**Texto del ejercicio**:
El Pontiana Thalasso Hotel de Oropesa del Mar se convierte en uno de los grandes referentes del turismo de bienestar en el litoral mediterráneo español. El establecimiento, integrado en el complejo Magic World Resort, afronta un profundo proceso de transformación hacia la especialización en talasoterapia y wellness con una inversión global que supera los 20 millones de euros. La consellera de Industria, Turismo, Innovación y Comercio de la Generalitat Valenciana, Marián Cano, visitó las instalaciones para respaldar una apuesta que va mucho más allá de la reforma hotelera: es, en realidad, la materialización de una estrategia territorial.
Un mercado global en plena ebullición
El momento no es casual. Según el Global Wellness Institute, el mercado global de turismo de bienestar alcanzó los 868.000 millones de dólares en 2024 y se proyecta que superará el billón de dólares en 2025. En ese contexto de demanda desbocada, la región mediterránea, caracterizada por su clima benigno, biodiversidad y patrimonio cultural único, ofrece un marco idóneo para el turismo de bienestar. La Comunitat Valenciana, con sol garantizado casi todo el año, costa, gastronomía reconocida mundialmente y una red de espacios naturales, reúne ingredientes difíciles de superar. Y lo sabe.
Se trata, en palabras del secretario autonómico de Turismo, José Manuel Camarero, de "un modelo turístico alineado con nuevas prioridades vitales, centradas en la salud física, mental y emocional de las personas", cuyo impacto económico internacional podría alcanzar los 185.000 millones de euros en los próximos años. Una cifra que, leída con calma, da vértigo.

**Tareas y ejercicios**:
#1 Según la noticia sobre el Pontiana Thalasso Hotel, ¿qué cifra supera la inversión global en la transformación del establecimiento?
#2 En la noticia sobre el Pontiana Thalasso Hotel, ¿por qué la región mediterránea ofrece un marco idóneo para el turismo de bienestar? Explícalo en una a tres frases.
#3 Reproduce de la noticia sobre el Pontiana Thalasso Hotel todo lo que va desde "El Pontiana Thalasso" hasta "una estrategia territorial.".
Las filas son un material aparte, sin relación con la noticia.

**Datos de predicción de cuadros delimitadores**:
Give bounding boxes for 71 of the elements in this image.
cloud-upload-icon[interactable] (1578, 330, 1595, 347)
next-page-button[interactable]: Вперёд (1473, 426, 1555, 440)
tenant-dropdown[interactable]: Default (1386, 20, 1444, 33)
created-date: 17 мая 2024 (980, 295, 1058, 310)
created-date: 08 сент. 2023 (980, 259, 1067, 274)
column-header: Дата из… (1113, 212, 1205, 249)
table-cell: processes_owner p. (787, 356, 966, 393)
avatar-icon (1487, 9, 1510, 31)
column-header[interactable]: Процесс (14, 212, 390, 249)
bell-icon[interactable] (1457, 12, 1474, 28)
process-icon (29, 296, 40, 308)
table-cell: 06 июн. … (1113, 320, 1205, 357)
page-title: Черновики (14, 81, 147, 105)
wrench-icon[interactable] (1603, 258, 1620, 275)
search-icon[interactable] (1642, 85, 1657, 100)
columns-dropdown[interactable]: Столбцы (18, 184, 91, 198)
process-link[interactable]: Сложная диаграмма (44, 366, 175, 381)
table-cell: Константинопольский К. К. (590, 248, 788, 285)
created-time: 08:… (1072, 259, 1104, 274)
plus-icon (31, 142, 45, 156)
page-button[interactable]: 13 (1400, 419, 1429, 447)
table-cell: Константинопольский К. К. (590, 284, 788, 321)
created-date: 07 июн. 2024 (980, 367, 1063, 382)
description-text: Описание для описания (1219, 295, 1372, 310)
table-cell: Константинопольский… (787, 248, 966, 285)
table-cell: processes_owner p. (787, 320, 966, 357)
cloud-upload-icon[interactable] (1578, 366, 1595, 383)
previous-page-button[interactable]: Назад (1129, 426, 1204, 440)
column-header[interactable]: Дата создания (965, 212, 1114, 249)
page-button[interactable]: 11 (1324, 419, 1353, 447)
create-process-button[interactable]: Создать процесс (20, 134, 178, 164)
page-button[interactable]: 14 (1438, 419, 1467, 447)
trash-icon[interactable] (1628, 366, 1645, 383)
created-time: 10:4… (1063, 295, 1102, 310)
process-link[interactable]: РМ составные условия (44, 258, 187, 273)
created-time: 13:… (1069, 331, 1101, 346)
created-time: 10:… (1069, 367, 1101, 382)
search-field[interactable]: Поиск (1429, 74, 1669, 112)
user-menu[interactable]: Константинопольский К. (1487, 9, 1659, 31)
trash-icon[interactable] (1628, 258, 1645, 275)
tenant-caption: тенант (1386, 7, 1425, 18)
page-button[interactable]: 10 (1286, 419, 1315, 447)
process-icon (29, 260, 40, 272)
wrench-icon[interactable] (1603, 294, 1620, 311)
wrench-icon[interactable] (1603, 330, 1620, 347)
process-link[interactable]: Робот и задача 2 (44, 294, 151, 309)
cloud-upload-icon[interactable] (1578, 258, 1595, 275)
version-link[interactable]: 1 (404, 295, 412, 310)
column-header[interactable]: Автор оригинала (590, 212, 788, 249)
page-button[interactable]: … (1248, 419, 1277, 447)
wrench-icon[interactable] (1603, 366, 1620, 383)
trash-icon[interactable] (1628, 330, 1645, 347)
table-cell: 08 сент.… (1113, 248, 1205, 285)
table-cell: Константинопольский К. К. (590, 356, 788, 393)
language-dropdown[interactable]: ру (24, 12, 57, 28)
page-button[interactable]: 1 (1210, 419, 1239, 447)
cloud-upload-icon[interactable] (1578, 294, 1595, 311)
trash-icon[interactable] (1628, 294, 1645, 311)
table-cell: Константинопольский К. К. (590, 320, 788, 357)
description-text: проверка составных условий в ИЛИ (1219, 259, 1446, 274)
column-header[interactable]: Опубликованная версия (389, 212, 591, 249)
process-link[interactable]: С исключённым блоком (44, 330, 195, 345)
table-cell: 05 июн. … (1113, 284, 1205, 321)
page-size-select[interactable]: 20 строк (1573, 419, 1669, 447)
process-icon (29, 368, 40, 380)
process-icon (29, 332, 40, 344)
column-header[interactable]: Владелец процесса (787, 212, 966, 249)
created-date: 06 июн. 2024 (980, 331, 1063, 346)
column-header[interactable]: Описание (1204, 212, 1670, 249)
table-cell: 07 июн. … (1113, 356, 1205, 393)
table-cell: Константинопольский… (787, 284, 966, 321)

**Respuestas**:
#1 Más de 20 millones de euros.

#2 La región mediterránea ofrece un marco idóneo porque se caracteriza por su clima benigno, su biodiversidad y su patrimonio cultural único.

#3
El Pontiana Thalasso Hotel de Oropesa del Mar se convierte en uno de los grandes referentes del turismo de bienestar en el litoral mediterráneo español. El establecimiento, integrado en el complejo Magic World Resort, afronta un profundo proceso de transformación hacia la especialización en talasoterapia y wellness con una inversión global que supera los 20 millones de euros. La consellera de Industria, Turismo, Innovación y Comercio de la Generalitat Valenciana, Marián Cano, visitó las instalaciones para respaldar una apuesta que va mucho más allá de la reforma hotelera: es, en realidad, la materialización de una estrategia territorial.